▸ TO DO
Reproduce the records. Keep every word exact and include no images.

▶

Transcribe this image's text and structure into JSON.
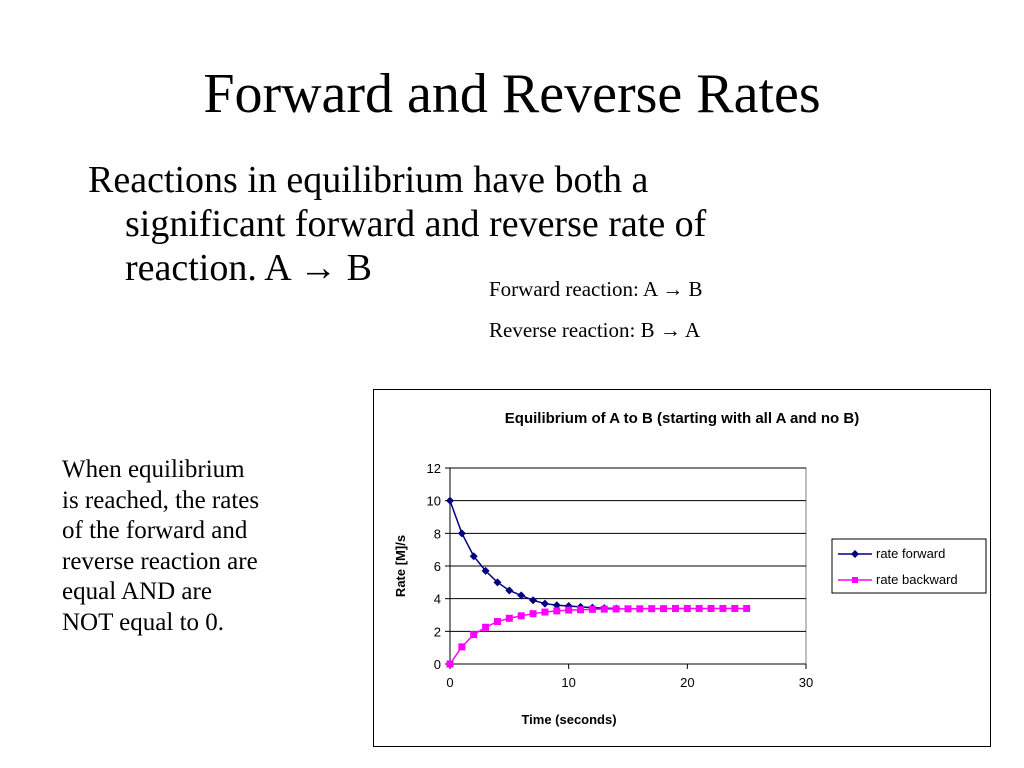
{
  "slide": {
    "title": "Forward and Reverse Rates",
    "bullet_lines": [
      "Reactions in equilibrium have both a",
      "significant forward and reverse rate of",
      "reaction.  A  → B"
    ],
    "forward_reaction": "Forward reaction:  A → B",
    "reverse_reaction": "Reverse reaction:  B → A",
    "note_lines": [
      "When equilibrium",
      "is reached, the rates",
      "of the forward and",
      "reverse reaction are",
      "equal AND are",
      "NOT equal to 0."
    ]
  },
  "chart_data": {
    "type": "line",
    "title": "Equilibrium of A to B (starting with all A and no B)",
    "xlabel": "Time (seconds)",
    "ylabel": "Rate [M]/s",
    "xlim": [
      0,
      30
    ],
    "ylim": [
      0,
      12
    ],
    "xticks": [
      0,
      10,
      20,
      30
    ],
    "yticks": [
      0,
      2,
      4,
      6,
      8,
      10,
      12
    ],
    "grid": "horizontal",
    "legend_position": "right",
    "series": [
      {
        "name": "rate forward",
        "color": "#000080",
        "marker": "diamond",
        "x": [
          0,
          1,
          2,
          3,
          4,
          5,
          6,
          7,
          8,
          9,
          10,
          11,
          12,
          13,
          14
        ],
        "y": [
          10,
          8.0,
          6.6,
          5.7,
          5.0,
          4.5,
          4.2,
          3.9,
          3.7,
          3.6,
          3.55,
          3.5,
          3.45,
          3.42,
          3.4
        ]
      },
      {
        "name": "rate backward",
        "color": "#ff00ff",
        "marker": "square",
        "x": [
          0,
          1,
          2,
          3,
          4,
          5,
          6,
          7,
          8,
          9,
          10,
          11,
          12,
          13,
          14,
          15,
          16,
          17,
          18,
          19,
          20,
          21,
          22,
          23,
          24,
          25
        ],
        "y": [
          0,
          1.05,
          1.8,
          2.25,
          2.6,
          2.8,
          2.95,
          3.08,
          3.18,
          3.25,
          3.3,
          3.32,
          3.35,
          3.36,
          3.37,
          3.38,
          3.38,
          3.39,
          3.39,
          3.4,
          3.4,
          3.4,
          3.4,
          3.4,
          3.4,
          3.4
        ]
      }
    ]
  }
}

◀

▸ SOLUTION TO THE PROBLEM
Transcribe this image's text and structure into JSON.
{
  "slide": {
    "title": "Forward and Reverse Rates",
    "bullet_lines": [
      "Reactions in equilibrium have both a",
      "significant forward and reverse rate of",
      "reaction.  A  → B"
    ],
    "forward_reaction": "Forward reaction:  A → B",
    "reverse_reaction": "Reverse reaction:  B → A",
    "note_lines": [
      "When equilibrium",
      "is reached, the rates",
      "of the forward and",
      "reverse reaction are",
      "equal AND are",
      "NOT equal to 0."
    ]
  },
  "chart_data": {
    "type": "line",
    "title": "Equilibrium of A to B (starting with all A and no B)",
    "xlabel": "Time (seconds)",
    "ylabel": "Rate [M]/s",
    "xlim": [
      0,
      30
    ],
    "ylim": [
      0,
      12
    ],
    "xticks": [
      0,
      10,
      20,
      30
    ],
    "yticks": [
      0,
      2,
      4,
      6,
      8,
      10,
      12
    ],
    "grid": "horizontal",
    "legend_position": "right",
    "series": [
      {
        "name": "rate forward",
        "color": "#000080",
        "marker": "diamond",
        "x": [
          0,
          1,
          2,
          3,
          4,
          5,
          6,
          7,
          8,
          9,
          10,
          11,
          12,
          13,
          14
        ],
        "y": [
          10,
          8.0,
          6.6,
          5.7,
          5.0,
          4.5,
          4.2,
          3.9,
          3.7,
          3.6,
          3.55,
          3.5,
          3.45,
          3.42,
          3.4
        ]
      },
      {
        "name": "rate backward",
        "color": "#ff00ff",
        "marker": "square",
        "x": [
          0,
          1,
          2,
          3,
          4,
          5,
          6,
          7,
          8,
          9,
          10,
          11,
          12,
          13,
          14,
          15,
          16,
          17,
          18,
          19,
          20,
          21,
          22,
          23,
          24,
          25
        ],
        "y": [
          0,
          1.05,
          1.8,
          2.25,
          2.6,
          2.8,
          2.95,
          3.08,
          3.18,
          3.25,
          3.3,
          3.32,
          3.35,
          3.36,
          3.37,
          3.38,
          3.38,
          3.39,
          3.39,
          3.4,
          3.4,
          3.4,
          3.4,
          3.4,
          3.4,
          3.4
        ]
      }
    ]
  }
}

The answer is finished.